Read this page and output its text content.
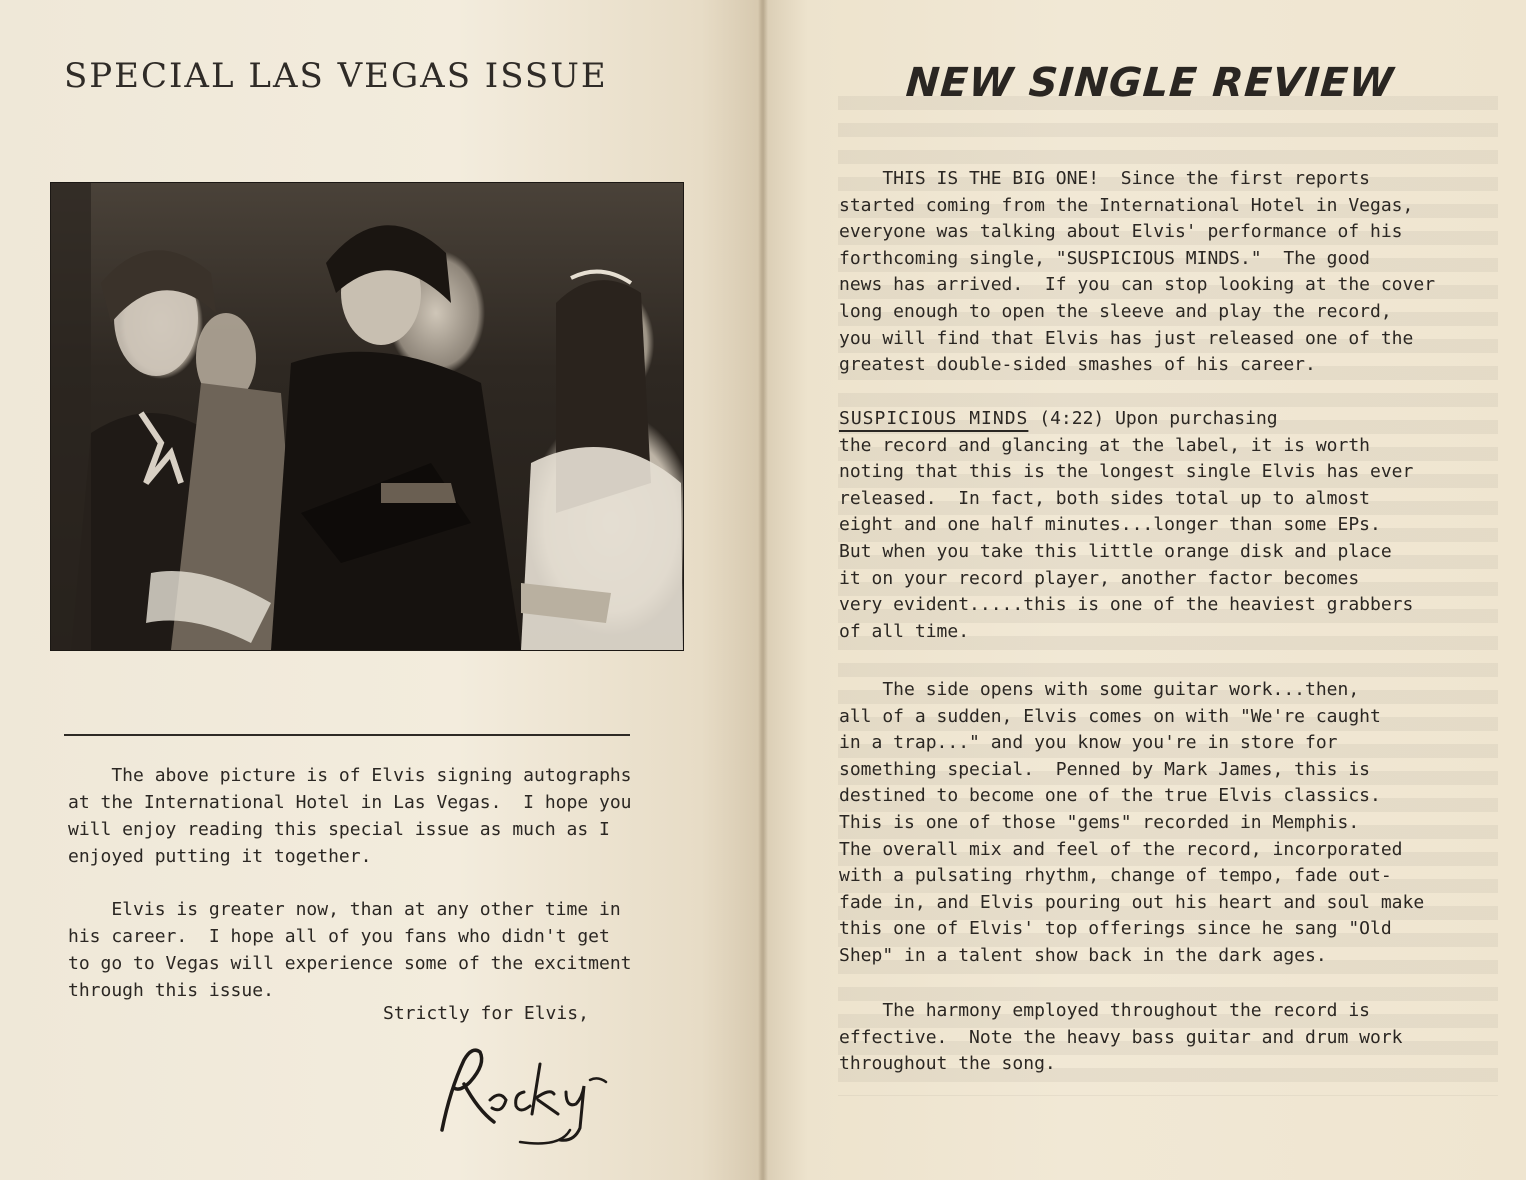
SPECIAL LAS VEGAS ISSUE
The above picture is of Elvis signing autographs
at the International Hotel in Las Vegas.  I hope you
will enjoy reading this special issue as much as I
enjoyed putting it together.
Elvis is greater now, than at any other time in
his career.  I hope all of you fans who didn't get
to go to Vegas will experience some of the excitment
through this issue.
Strictly for Elvis,
NEW SINGLE REVIEW
THIS IS THE BIG ONE!  Since the first reports
started coming from the International Hotel in Vegas,
everyone was talking about Elvis' performance of his
forthcoming single, "SUSPICIOUS MINDS."  The good
news has arrived.  If you can stop looking at the cover
long enough to open the sleeve and play the record,
you will find that Elvis has just released one of the
greatest double-sided smashes of his career.
SUSPICIOUS MINDS (4:22) Upon purchasing
the record and glancing at the label, it is worth
noting that this is the longest single Elvis has ever
released.  In fact, both sides total up to almost
eight and one half minutes...longer than some EPs.
But when you take this little orange disk and place
it on your record player, another factor becomes
very evident.....this is one of the heaviest grabbers
of all time.
The side opens with some guitar work...then,
all of a sudden, Elvis comes on with "We're caught
in a trap..." and you know you're in store for
something special.  Penned by Mark James, this is
destined to become one of the true Elvis classics.
This is one of those "gems" recorded in Memphis.
The overall mix and feel of the record, incorporated
with a pulsating rhythm, change of tempo, fade out-
fade in, and Elvis pouring out his heart and soul make
this one of Elvis' top offerings since he sang "Old
Shep" in a talent show back in the dark ages.
The harmony employed throughout the record is
effective.  Note the heavy bass guitar and drum work
throughout the song.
======
Directions for this task:
Restate the whole of the material word for word without the pictures.

Output below:
Read this page and output its text content.
SPECIAL LAS VEGAS ISSUE
The above picture is of Elvis signing autographs
at the International Hotel in Las Vegas.  I hope you
will enjoy reading this special issue as much as I
enjoyed putting it together.
Elvis is greater now, than at any other time in
his career.  I hope all of you fans who didn't get
to go to Vegas will experience some of the excitment
through this issue.
Strictly for Elvis,
NEW SINGLE REVIEW
THIS IS THE BIG ONE!  Since the first reports
started coming from the International Hotel in Vegas,
everyone was talking about Elvis' performance of his
forthcoming single, "SUSPICIOUS MINDS."  The good
news has arrived.  If you can stop looking at the cover
long enough to open the sleeve and play the record,
you will find that Elvis has just released one of the
greatest double-sided smashes of his career.
SUSPICIOUS MINDS (4:22) Upon purchasing
the record and glancing at the label, it is worth
noting that this is the longest single Elvis has ever
released.  In fact, both sides total up to almost
eight and one half minutes...longer than some EPs.
But when you take this little orange disk and place
it on your record player, another factor becomes
very evident.....this is one of the heaviest grabbers
of all time.
The side opens with some guitar work...then,
all of a sudden, Elvis comes on with "We're caught
in a trap..." and you know you're in store for
something special.  Penned by Mark James, this is
destined to become one of the true Elvis classics.
This is one of those "gems" recorded in Memphis.
The overall mix and feel of the record, incorporated
with a pulsating rhythm, change of tempo, fade out-
fade in, and Elvis pouring out his heart and soul make
this one of Elvis' top offerings since he sang "Old
Shep" in a talent show back in the dark ages.
The harmony employed throughout the record is
effective.  Note the heavy bass guitar and drum work
throughout the song.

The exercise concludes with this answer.